Every record must be repeated exactly; omit any pictures they contain.

## Given information
++++++++

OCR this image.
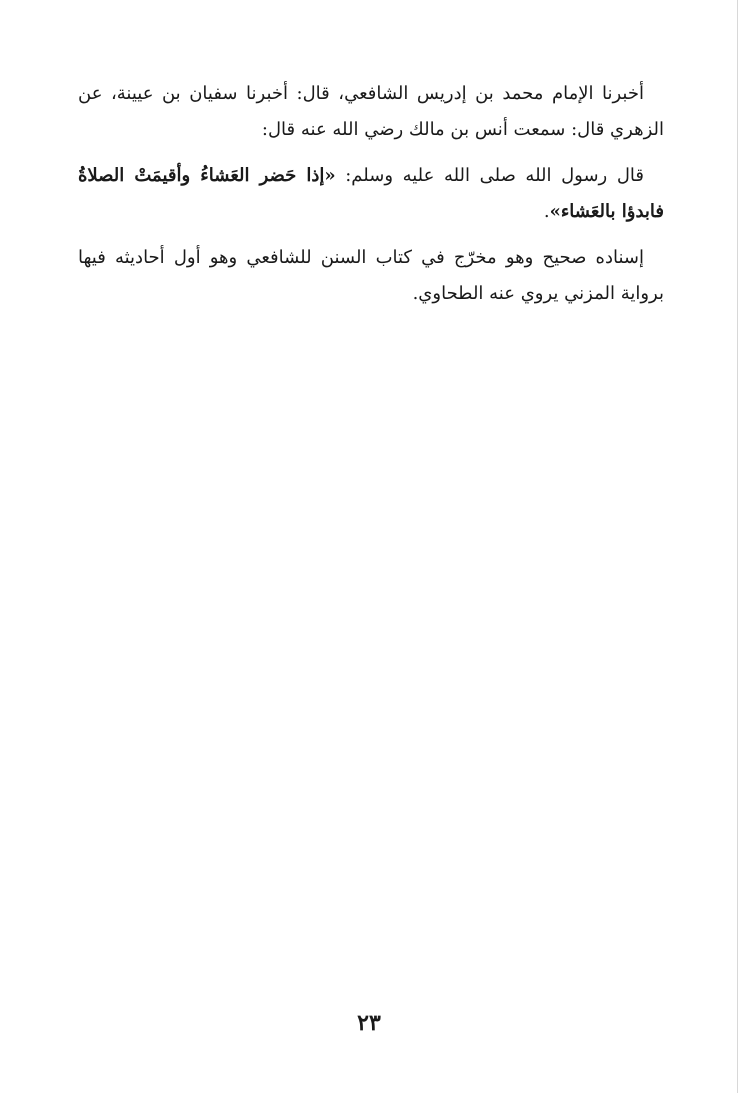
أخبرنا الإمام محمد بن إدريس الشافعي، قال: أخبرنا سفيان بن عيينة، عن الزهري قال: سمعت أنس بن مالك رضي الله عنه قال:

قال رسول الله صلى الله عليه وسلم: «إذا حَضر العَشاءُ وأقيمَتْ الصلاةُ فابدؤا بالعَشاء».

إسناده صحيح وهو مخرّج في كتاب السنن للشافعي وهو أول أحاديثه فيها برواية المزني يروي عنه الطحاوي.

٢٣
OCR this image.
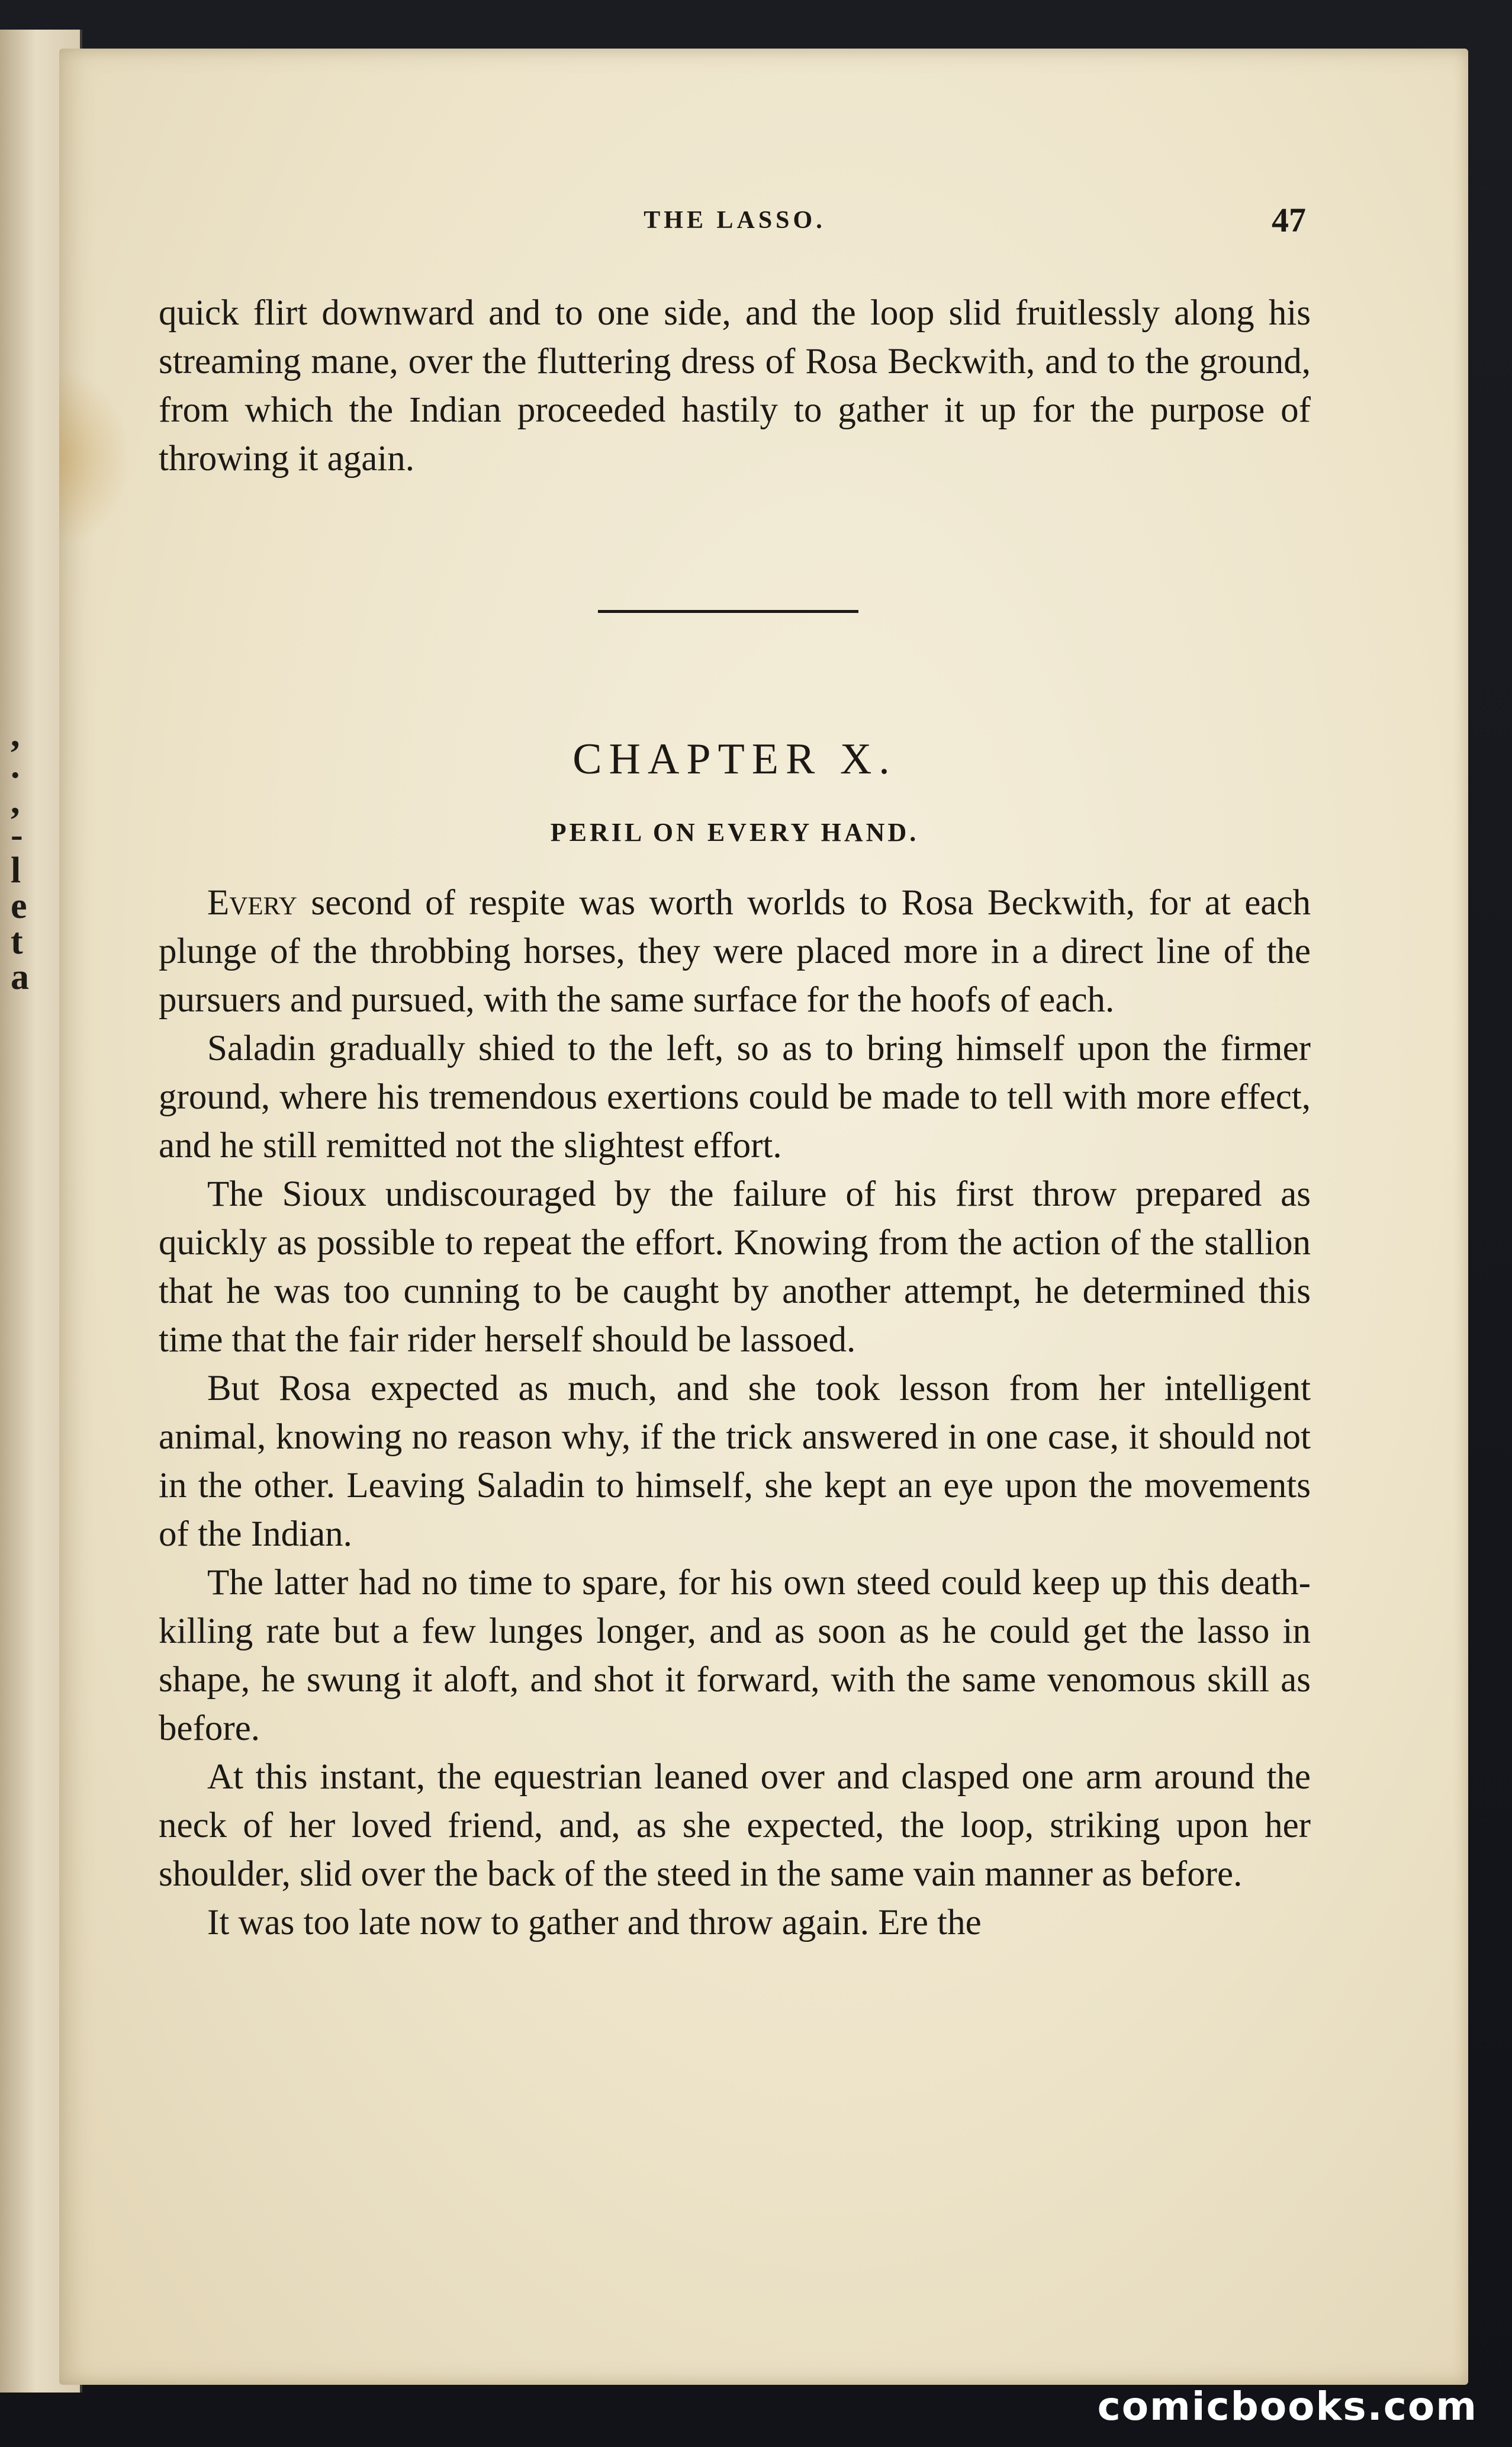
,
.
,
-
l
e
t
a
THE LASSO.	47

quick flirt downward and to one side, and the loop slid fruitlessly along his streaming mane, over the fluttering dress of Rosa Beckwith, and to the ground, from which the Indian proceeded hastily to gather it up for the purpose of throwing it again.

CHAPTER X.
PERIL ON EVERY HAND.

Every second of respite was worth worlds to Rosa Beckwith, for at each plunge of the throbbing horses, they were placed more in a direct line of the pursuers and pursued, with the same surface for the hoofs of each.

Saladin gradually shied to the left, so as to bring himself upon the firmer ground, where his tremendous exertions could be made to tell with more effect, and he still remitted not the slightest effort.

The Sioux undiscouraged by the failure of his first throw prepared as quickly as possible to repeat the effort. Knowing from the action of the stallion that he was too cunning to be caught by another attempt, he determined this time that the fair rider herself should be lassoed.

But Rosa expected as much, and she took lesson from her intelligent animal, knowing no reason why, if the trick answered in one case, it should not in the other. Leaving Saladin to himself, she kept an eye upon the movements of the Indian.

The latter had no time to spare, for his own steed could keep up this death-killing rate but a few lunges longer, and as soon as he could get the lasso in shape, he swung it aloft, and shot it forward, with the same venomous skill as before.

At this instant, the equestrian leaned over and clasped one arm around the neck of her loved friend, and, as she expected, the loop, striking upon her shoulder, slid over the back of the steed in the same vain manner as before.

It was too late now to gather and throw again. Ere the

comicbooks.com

++++++++

## Exercise output
OCR this image.
أخبرنا الإمام محمد بن إدريس الشافعي، قال: أخبرنا سفيان بن عيينة، عن الزهري قال: سمعت أنس بن مالك رضي الله عنه قال:

قال رسول الله صلى الله عليه وسلم: «إذا حَضر العَشاءُ وأقيمَتْ الصلاةُ فابدؤا بالعَشاء».

إسناده صحيح وهو مخرّج في كتاب السنن للشافعي وهو أول أحاديثه فيها برواية المزني يروي عنه الطحاوي.

٢٣
OCR this image.
,
.
,
-
l
e
t
a
THE LASSO.	47

quick flirt downward and to one side, and the loop slid fruitlessly along his streaming mane, over the fluttering dress of Rosa Beckwith, and to the ground, from which the Indian proceeded hastily to gather it up for the purpose of throwing it again.

CHAPTER X.
PERIL ON EVERY HAND.

Every second of respite was worth worlds to Rosa Beckwith, for at each plunge of the throbbing horses, they were placed more in a direct line of the pursuers and pursued, with the same surface for the hoofs of each.

Saladin gradually shied to the left, so as to bring himself upon the firmer ground, where his tremendous exertions could be made to tell with more effect, and he still remitted not the slightest effort.

The Sioux undiscouraged by the failure of his first throw prepared as quickly as possible to repeat the effort. Knowing from the action of the stallion that he was too cunning to be caught by another attempt, he determined this time that the fair rider herself should be lassoed.

But Rosa expected as much, and she took lesson from her intelligent animal, knowing no reason why, if the trick answered in one case, it should not in the other. Leaving Saladin to himself, she kept an eye upon the movements of the Indian.

The latter had no time to spare, for his own steed could keep up this death-killing rate but a few lunges longer, and as soon as he could get the lasso in shape, he swung it aloft, and shot it forward, with the same venomous skill as before.

At this instant, the equestrian leaned over and clasped one arm around the neck of her loved friend, and, as she expected, the loop, striking upon her shoulder, slid over the back of the steed in the same vain manner as before.

It was too late now to gather and throw again. Ere the

comicbooks.com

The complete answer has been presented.